■ Selected extract ■
_ _ _
Harvard economist Kenneth Rogoff has admitted that his infamous 2018 prediction, that Bitcoin (BTC) was more likely to be worth $100 than $100,000 in ten years, was spectacularly wrong.

Writing on X, Rogoff acknowledged that he underestimated the OG cryptocurrency’s resilience, citing “sensible regulation never arriving,” its role in the global underground economy, and people in authority themselves holding crypto despite conflicts of interest.

From $100 Call to $124K Reality

The admission comes just days after Bitcoin set a new all-time high price above $124,000 on August 14, flipping Google’s market capitalization in the process. Rogoff’s climbdown has rekindled debate between critics and supporters alike over the gulf between academia and the real-world trajectory of digital assets.
_ _ _
■ Task 1 ■
In the article about Kenneth Rogoff's Bitcoin prediction, on what date did Bitcoin set a new all-time high above $124,000?
■ Task 2 ■
Reproduce a passage of the Rogoff Bitcoin article word for word, beginning at the words "Writing on X, Rogoff" and stopping after "conflicts of interest.".
■ Task 3 ■
Take the article about Rogoff's Bitcoin prediction further with new text that picks up after its final sentence.

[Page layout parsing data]
_ _ _
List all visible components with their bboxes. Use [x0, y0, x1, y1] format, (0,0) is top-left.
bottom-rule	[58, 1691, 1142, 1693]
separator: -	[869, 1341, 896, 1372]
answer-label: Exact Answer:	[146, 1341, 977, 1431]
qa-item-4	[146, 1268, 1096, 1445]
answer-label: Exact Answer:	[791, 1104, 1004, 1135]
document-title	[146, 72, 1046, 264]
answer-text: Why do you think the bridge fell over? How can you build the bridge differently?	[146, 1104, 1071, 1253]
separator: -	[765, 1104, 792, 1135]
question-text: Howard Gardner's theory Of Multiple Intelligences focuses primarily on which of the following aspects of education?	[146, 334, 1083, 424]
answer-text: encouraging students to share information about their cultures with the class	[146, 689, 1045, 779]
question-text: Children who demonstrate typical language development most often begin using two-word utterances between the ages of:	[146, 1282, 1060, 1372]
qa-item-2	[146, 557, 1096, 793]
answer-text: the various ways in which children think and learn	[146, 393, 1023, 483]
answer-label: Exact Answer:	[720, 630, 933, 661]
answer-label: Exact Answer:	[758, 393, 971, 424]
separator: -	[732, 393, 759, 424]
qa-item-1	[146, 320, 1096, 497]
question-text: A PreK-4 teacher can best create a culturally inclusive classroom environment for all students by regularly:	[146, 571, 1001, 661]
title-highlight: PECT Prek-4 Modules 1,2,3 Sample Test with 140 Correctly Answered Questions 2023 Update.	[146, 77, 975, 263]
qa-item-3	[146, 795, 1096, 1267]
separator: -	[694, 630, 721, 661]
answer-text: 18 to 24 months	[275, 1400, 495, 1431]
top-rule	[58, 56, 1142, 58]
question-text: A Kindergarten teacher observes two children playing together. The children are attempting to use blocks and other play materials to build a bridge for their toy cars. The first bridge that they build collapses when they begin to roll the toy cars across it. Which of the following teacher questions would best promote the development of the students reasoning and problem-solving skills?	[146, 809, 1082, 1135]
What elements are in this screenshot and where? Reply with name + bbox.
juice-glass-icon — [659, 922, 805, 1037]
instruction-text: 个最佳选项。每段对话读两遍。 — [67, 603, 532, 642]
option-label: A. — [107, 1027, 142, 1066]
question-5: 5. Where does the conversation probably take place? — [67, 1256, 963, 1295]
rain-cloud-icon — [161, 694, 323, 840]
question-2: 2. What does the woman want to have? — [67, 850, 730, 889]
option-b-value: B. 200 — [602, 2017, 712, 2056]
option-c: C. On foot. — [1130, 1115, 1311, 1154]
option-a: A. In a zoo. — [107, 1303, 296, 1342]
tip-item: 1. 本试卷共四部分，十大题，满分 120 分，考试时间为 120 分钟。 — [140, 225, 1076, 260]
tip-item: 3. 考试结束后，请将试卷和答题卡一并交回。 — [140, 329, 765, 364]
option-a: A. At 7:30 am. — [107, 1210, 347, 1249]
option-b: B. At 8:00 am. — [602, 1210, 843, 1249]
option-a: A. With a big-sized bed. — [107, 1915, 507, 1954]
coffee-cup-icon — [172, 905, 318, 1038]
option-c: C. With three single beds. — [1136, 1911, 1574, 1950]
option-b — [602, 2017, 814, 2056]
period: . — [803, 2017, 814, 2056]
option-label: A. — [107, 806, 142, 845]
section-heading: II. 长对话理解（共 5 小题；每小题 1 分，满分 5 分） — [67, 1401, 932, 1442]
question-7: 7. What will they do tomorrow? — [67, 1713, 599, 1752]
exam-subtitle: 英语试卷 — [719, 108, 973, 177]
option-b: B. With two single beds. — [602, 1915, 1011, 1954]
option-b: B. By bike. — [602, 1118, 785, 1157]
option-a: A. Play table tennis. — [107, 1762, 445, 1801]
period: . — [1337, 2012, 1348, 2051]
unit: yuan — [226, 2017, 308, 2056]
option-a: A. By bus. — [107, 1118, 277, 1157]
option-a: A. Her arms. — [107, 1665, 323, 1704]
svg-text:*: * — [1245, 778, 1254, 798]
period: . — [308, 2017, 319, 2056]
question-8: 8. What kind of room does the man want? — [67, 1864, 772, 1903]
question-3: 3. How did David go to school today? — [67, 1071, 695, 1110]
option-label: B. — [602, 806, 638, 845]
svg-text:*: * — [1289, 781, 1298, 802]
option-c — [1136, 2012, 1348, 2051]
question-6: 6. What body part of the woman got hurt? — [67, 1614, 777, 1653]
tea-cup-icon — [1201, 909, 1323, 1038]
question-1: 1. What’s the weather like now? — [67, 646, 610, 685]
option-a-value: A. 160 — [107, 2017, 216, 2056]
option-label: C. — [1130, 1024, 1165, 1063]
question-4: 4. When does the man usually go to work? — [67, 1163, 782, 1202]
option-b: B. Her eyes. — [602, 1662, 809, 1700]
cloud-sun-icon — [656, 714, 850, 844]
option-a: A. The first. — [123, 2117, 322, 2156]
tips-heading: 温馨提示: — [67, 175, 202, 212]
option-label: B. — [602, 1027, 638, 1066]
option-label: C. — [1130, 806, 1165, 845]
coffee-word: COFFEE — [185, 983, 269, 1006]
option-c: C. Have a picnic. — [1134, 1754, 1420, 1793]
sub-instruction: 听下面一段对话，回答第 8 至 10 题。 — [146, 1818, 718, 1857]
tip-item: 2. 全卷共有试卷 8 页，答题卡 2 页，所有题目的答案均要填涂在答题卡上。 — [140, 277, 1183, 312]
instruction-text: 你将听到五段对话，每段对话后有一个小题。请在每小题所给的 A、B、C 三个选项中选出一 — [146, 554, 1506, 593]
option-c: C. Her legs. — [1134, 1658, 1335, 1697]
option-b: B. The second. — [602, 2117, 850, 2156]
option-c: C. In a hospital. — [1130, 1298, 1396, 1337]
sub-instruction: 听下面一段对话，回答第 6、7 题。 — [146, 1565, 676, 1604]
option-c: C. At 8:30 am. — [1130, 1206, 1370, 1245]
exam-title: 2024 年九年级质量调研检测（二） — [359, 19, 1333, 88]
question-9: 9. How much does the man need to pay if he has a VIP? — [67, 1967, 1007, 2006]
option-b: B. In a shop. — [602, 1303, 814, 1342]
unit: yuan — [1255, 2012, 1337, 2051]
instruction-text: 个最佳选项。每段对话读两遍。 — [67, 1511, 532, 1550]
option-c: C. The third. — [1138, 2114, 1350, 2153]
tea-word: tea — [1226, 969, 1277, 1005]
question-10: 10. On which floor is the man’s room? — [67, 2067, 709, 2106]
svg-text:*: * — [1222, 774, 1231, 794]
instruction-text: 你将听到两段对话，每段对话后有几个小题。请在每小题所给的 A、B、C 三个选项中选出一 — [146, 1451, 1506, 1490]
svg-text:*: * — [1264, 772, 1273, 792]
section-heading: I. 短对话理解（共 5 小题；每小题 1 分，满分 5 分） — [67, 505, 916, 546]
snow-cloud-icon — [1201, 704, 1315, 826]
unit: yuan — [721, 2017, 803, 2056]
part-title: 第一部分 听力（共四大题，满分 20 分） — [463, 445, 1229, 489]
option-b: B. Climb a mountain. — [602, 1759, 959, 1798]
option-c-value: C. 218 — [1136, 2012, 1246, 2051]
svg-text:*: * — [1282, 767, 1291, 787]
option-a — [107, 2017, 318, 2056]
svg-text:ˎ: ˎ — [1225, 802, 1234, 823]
_ _ _
■ Response 1 ■
August 14.

■ Response 2 ■
Writing on X, Rogoff acknowledged that he underestimated the OG cryptocurrency’s resilience, citing “sensible regulation never arriving,” its role in the global underground economy, and people in authority themselves holding crypto despite conflicts of interest.

■ Response 3 ■
Back in January 2018, the former IMF chief economist told CNBC’s Squawk Box:

“I think Bitcoin will be worth a tiny fraction of what it is now if we’re headed out 10 years from now,” the Harvard professor said. “I would see $100 as being a lot more likely than $100,000 ten years from now.”

He claimed that the asset’s “actual uses as a transaction vehicle” were negligible outside of money laundering and tax evasion. He also insisted that regulation would eventually crush the cryptocurrency’s value. At the time, BTC was trading around $11,200 and was still reeling after dumping from its December 2017 peak near $19,000.

Now, in 2025, with Bitcoin well above the $100,000 mark Rogoff had insisted the asset would never reach, his prediction is being ridiculed across social media.

Analyst Bit Paine compared his mistake to a marine biologist mistaking a blue whale for weighing 200 pounds. Bitcoin proponent Robert Breedlove also came in hot, dismissing the professor outright, saying he never cared for his opinion then and still doesn’t now.

However, others, like Columbia lecturer Omid Malekan, argued Rogoff’s misstep was a reflection of the wider “innovator’s dilemma” in academia, where reputational risk, institutional bias, and the lack of technical background may leave many economists unsuited to understand the importance of Bitcoin.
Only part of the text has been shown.